» **Required work**: Pictures stay out of your copy, but everything else in the records below must be repeated exactly.

━━━ Material for this exercise

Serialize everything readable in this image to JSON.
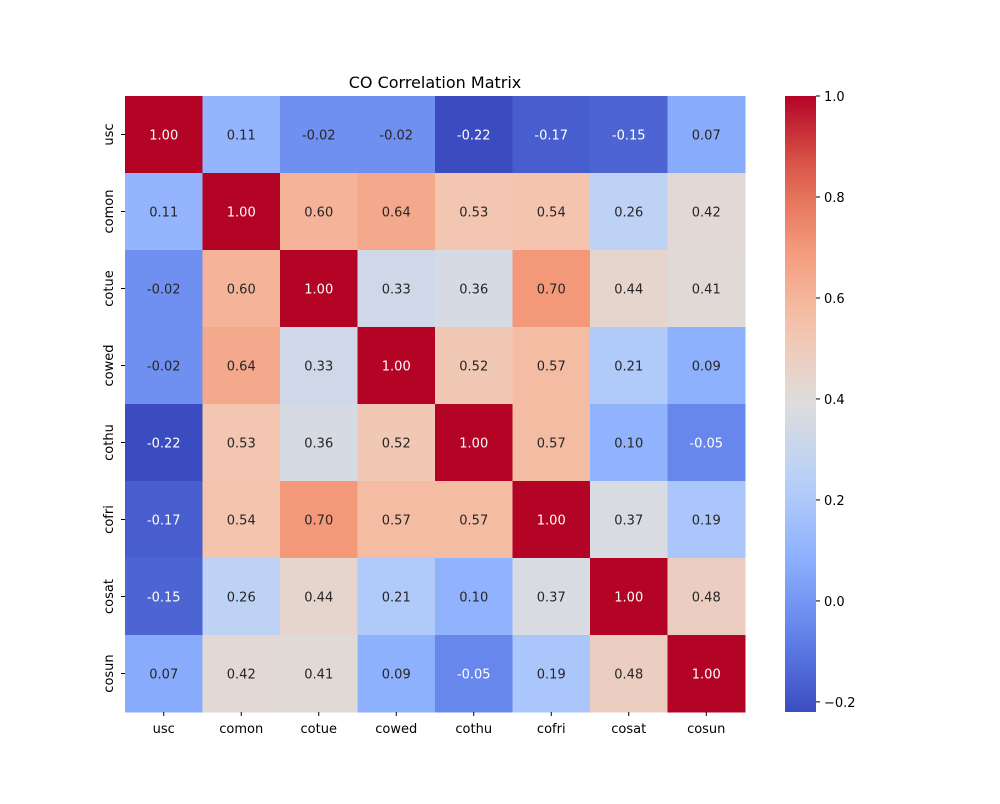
{
  "chart_data": {
    "type": "heatmap",
    "title": "CO Correlation Matrix",
    "xlabel": "",
    "ylabel": "",
    "x_labels": [
      "usc",
      "comon",
      "cotue",
      "cowed",
      "cothu",
      "cofri",
      "cosat",
      "cosun"
    ],
    "y_labels": [
      "usc",
      "comon",
      "cotue",
      "cowed",
      "cothu",
      "cofri",
      "cosat",
      "cosun"
    ],
    "values": [
      [
        1.0,
        0.11,
        -0.02,
        -0.02,
        -0.22,
        -0.17,
        -0.15,
        0.07
      ],
      [
        0.11,
        1.0,
        0.6,
        0.64,
        0.53,
        0.54,
        0.26,
        0.42
      ],
      [
        -0.02,
        0.6,
        1.0,
        0.33,
        0.36,
        0.7,
        0.44,
        0.41
      ],
      [
        -0.02,
        0.64,
        0.33,
        1.0,
        0.52,
        0.57,
        0.21,
        0.09
      ],
      [
        -0.22,
        0.53,
        0.36,
        0.52,
        1.0,
        0.57,
        0.1,
        -0.05
      ],
      [
        -0.17,
        0.54,
        0.7,
        0.57,
        0.57,
        1.0,
        0.37,
        0.19
      ],
      [
        -0.15,
        0.26,
        0.44,
        0.21,
        0.1,
        0.37,
        1.0,
        0.48
      ],
      [
        0.07,
        0.42,
        0.41,
        0.09,
        -0.05,
        0.19,
        0.48,
        1.0
      ]
    ],
    "value_format": "0.00",
    "colormap": "coolwarm",
    "colorbar": {
      "range": [
        -0.22,
        1.0
      ],
      "ticks": [
        -0.2,
        0.0,
        0.2,
        0.4,
        0.6,
        0.8,
        1.0
      ],
      "tick_labels": [
        "−0.2",
        "0.0",
        "0.2",
        "0.4",
        "0.6",
        "0.8",
        "1.0"
      ]
    },
    "grid": false
  }
}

━━━━━━

» **Solution to the problem**:
Serialize everything readable in this image to JSON.
{
  "chart_data": {
    "type": "heatmap",
    "title": "CO Correlation Matrix",
    "xlabel": "",
    "ylabel": "",
    "x_labels": [
      "usc",
      "comon",
      "cotue",
      "cowed",
      "cothu",
      "cofri",
      "cosat",
      "cosun"
    ],
    "y_labels": [
      "usc",
      "comon",
      "cotue",
      "cowed",
      "cothu",
      "cofri",
      "cosat",
      "cosun"
    ],
    "values": [
      [
        1.0,
        0.11,
        -0.02,
        -0.02,
        -0.22,
        -0.17,
        -0.15,
        0.07
      ],
      [
        0.11,
        1.0,
        0.6,
        0.64,
        0.53,
        0.54,
        0.26,
        0.42
      ],
      [
        -0.02,
        0.6,
        1.0,
        0.33,
        0.36,
        0.7,
        0.44,
        0.41
      ],
      [
        -0.02,
        0.64,
        0.33,
        1.0,
        0.52,
        0.57,
        0.21,
        0.09
      ],
      [
        -0.22,
        0.53,
        0.36,
        0.52,
        1.0,
        0.57,
        0.1,
        -0.05
      ],
      [
        -0.17,
        0.54,
        0.7,
        0.57,
        0.57,
        1.0,
        0.37,
        0.19
      ],
      [
        -0.15,
        0.26,
        0.44,
        0.21,
        0.1,
        0.37,
        1.0,
        0.48
      ],
      [
        0.07,
        0.42,
        0.41,
        0.09,
        -0.05,
        0.19,
        0.48,
        1.0
      ]
    ],
    "value_format": "0.00",
    "colormap": "coolwarm",
    "colorbar": {
      "range": [
        -0.22,
        1.0
      ],
      "ticks": [
        -0.2,
        0.0,
        0.2,
        0.4,
        0.6,
        0.8,
        1.0
      ],
      "tick_labels": [
        "−0.2",
        "0.0",
        "0.2",
        "0.4",
        "0.6",
        "0.8",
        "1.0"
      ]
    },
    "grid": false
  }
}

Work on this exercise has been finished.